▶ [Exercise directions]:
Copy the material that follows word for word and omit its pictures.

--- Start of Dataset excerpts ---

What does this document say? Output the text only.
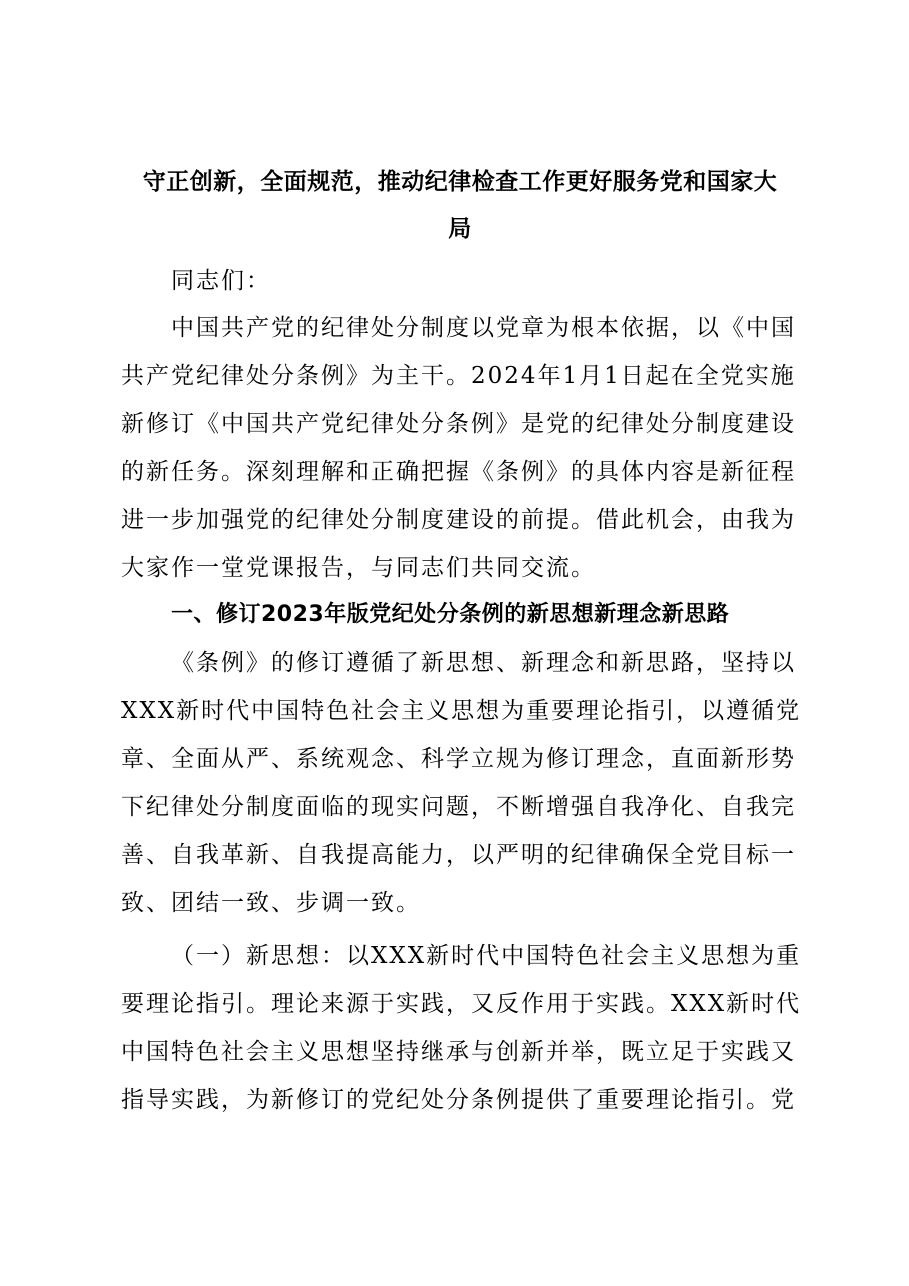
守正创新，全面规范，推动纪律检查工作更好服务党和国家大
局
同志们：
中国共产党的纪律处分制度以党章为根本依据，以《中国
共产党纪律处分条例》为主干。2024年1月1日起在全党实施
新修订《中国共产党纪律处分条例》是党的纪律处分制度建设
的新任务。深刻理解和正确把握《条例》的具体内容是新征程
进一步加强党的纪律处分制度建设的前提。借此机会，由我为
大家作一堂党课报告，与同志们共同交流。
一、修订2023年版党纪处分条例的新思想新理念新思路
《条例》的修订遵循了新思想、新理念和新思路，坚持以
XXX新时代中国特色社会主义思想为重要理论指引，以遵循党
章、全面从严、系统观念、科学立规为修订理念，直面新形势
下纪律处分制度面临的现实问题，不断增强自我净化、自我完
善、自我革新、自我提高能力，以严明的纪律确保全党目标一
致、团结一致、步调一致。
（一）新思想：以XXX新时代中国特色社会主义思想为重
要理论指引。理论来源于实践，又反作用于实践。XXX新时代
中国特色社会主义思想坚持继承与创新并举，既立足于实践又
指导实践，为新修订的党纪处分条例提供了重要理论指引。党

--- End of Dataset excerpts ---

▶ [Result of this task]:
What does this document say? Output the text only.
守正创新，全面规范，推动纪律检查工作更好服务党和国家大
局
同志们：
中国共产党的纪律处分制度以党章为根本依据，以《中国
共产党纪律处分条例》为主干。2024年1月1日起在全党实施
新修订《中国共产党纪律处分条例》是党的纪律处分制度建设
的新任务。深刻理解和正确把握《条例》的具体内容是新征程
进一步加强党的纪律处分制度建设的前提。借此机会，由我为
大家作一堂党课报告，与同志们共同交流。
一、修订2023年版党纪处分条例的新思想新理念新思路
《条例》的修订遵循了新思想、新理念和新思路，坚持以
XXX新时代中国特色社会主义思想为重要理论指引，以遵循党
章、全面从严、系统观念、科学立规为修订理念，直面新形势
下纪律处分制度面临的现实问题，不断增强自我净化、自我完
善、自我革新、自我提高能力，以严明的纪律确保全党目标一
致、团结一致、步调一致。
（一）新思想：以XXX新时代中国特色社会主义思想为重
要理论指引。理论来源于实践，又反作用于实践。XXX新时代
中国特色社会主义思想坚持继承与创新并举，既立足于实践又
指导实践，为新修订的党纪处分条例提供了重要理论指引。党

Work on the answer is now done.